§ STATED EXERCISE: Edit the entries below from their start through the line containing "ascap-catalog-button[interactable]: ASCAP (422, 277, 678, 304)", changing "March King" to "Bandmaster" and leaving everything else unchanged.

Stored entries
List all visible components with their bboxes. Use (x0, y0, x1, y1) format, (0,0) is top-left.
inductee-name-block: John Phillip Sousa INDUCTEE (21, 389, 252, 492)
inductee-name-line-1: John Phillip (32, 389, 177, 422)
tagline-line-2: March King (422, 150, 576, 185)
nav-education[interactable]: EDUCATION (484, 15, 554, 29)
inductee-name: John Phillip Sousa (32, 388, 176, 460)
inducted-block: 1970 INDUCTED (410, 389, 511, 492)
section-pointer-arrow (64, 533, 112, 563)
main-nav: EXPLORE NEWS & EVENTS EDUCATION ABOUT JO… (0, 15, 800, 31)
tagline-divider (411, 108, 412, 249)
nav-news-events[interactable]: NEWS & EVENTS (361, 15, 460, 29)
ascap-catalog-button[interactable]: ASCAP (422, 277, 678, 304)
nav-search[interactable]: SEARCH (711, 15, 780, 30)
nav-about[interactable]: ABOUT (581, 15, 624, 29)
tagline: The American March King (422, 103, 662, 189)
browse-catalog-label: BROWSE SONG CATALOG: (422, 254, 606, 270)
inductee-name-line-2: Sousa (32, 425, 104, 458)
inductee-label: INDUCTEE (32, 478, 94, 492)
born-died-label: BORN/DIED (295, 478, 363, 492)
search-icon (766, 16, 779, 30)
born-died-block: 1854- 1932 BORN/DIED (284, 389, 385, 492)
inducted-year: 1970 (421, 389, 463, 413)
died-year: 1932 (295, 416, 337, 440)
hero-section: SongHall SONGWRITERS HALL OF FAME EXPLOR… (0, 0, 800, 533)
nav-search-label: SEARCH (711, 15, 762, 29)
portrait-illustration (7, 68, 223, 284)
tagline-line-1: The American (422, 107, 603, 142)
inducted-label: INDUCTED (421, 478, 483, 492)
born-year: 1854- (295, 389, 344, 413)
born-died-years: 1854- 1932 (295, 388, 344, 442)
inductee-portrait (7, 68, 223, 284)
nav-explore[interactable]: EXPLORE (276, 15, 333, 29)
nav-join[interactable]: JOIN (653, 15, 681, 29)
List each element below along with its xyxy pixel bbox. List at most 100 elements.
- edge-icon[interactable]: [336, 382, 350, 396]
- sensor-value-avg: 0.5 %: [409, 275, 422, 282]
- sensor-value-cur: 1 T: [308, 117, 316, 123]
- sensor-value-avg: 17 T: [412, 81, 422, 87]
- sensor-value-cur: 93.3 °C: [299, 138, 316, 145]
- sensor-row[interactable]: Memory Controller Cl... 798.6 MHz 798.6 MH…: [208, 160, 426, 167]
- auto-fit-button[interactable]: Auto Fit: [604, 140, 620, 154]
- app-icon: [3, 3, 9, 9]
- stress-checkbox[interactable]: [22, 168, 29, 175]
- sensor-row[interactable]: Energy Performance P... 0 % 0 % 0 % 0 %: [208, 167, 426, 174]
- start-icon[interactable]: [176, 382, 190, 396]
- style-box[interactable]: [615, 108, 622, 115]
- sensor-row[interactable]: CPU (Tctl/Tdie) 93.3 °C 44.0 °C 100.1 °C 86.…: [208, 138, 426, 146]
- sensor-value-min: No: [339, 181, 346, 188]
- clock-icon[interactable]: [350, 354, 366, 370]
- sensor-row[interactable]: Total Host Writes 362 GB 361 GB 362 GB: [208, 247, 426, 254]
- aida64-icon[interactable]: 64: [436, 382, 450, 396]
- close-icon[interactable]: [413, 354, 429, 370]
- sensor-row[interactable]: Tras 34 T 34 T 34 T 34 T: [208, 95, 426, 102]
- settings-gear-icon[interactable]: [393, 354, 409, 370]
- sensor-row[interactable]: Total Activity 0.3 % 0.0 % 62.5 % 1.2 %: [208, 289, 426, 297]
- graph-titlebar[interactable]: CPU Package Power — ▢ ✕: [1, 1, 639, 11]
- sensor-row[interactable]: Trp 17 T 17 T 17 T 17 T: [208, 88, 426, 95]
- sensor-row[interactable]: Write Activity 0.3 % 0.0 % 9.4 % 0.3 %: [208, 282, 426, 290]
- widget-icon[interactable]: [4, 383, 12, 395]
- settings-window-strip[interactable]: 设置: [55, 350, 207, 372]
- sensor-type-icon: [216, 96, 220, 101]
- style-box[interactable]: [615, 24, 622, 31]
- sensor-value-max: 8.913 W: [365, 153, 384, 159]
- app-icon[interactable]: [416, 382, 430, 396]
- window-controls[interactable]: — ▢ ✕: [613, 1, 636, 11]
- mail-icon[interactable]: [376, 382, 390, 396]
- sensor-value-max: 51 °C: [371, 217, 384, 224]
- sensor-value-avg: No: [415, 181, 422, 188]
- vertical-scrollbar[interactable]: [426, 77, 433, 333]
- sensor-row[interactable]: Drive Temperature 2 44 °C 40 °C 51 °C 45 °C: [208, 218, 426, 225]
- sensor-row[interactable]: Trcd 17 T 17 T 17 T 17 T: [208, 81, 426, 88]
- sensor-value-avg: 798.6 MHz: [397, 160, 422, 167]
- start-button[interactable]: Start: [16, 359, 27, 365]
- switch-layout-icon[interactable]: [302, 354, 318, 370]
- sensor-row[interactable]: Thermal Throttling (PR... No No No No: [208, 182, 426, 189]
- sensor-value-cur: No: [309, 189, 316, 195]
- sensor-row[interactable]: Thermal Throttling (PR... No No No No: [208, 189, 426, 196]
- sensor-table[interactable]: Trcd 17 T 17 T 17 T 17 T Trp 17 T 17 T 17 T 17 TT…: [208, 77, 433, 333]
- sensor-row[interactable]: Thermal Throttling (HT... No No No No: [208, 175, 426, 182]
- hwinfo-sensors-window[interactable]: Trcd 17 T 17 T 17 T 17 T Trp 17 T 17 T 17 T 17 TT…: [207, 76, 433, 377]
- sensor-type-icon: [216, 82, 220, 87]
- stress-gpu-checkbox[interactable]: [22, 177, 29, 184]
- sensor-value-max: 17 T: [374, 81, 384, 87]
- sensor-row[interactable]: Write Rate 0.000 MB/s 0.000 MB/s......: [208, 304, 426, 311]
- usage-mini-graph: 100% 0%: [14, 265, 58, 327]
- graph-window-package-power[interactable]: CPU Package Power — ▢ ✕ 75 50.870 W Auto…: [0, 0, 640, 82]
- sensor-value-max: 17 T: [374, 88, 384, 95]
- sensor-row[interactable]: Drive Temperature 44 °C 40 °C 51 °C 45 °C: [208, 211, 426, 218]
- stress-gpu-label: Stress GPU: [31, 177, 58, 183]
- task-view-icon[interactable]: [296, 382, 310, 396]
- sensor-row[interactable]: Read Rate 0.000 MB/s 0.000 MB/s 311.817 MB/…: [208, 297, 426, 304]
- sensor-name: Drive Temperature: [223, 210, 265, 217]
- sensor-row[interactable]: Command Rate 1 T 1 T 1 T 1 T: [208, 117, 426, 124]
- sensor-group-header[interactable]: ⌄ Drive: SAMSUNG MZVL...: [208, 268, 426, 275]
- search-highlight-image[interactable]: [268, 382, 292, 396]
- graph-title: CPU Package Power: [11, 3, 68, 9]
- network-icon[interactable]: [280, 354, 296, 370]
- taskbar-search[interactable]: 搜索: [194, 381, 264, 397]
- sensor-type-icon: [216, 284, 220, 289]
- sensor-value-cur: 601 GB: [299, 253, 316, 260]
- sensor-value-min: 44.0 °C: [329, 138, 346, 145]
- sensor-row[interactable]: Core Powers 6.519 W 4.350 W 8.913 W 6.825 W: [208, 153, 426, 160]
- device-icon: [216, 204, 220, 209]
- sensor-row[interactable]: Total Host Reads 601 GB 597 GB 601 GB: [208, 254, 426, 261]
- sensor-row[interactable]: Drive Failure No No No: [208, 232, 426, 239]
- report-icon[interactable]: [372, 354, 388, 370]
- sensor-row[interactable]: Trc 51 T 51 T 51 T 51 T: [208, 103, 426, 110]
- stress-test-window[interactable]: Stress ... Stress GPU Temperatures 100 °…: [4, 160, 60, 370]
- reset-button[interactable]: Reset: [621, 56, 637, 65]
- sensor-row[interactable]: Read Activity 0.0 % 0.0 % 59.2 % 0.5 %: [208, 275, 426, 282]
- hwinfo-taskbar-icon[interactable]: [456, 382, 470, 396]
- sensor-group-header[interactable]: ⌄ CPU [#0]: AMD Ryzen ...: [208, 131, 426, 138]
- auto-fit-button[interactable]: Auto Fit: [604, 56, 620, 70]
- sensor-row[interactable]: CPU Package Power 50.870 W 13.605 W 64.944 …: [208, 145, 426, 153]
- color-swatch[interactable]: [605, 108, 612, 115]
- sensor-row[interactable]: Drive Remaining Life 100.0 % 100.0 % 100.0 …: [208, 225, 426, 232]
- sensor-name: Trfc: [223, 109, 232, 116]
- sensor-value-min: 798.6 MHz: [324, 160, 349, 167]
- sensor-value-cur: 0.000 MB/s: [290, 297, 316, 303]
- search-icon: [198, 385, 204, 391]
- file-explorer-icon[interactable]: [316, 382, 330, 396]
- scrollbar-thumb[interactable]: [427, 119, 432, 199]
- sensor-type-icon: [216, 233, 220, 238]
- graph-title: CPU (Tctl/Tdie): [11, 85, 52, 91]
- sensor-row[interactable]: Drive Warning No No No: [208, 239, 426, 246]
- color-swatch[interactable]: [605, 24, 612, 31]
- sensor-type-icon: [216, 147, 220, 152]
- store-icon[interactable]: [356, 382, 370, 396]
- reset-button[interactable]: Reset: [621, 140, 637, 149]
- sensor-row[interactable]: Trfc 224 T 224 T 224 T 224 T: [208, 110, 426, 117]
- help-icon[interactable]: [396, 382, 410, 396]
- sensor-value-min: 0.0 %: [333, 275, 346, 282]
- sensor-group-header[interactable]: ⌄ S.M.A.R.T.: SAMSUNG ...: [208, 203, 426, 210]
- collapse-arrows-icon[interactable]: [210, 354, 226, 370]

§ WORKED ANSWER:
List all visible components with their bboxes. Use (x0, y0, x1, y1) format, (0,0) is top-left.
inductee-name-block: John Phillip Sousa INDUCTEE (21, 389, 252, 492)
inductee-name-line-1: John Phillip (32, 389, 177, 422)
tagline-line-2: Bandmaster (422, 150, 576, 185)
nav-education[interactable]: EDUCATION (484, 15, 554, 29)
inductee-name: John Phillip Sousa (32, 388, 176, 460)
inducted-block: 1970 INDUCTED (410, 389, 511, 492)
section-pointer-arrow (64, 533, 112, 563)
main-nav: EXPLORE NEWS & EVENTS EDUCATION ABOUT JO… (0, 15, 800, 31)
tagline-divider (411, 108, 412, 249)
nav-news-events[interactable]: NEWS & EVENTS (361, 15, 460, 29)
ascap-catalog-button[interactable]: ASCAP (422, 277, 678, 304)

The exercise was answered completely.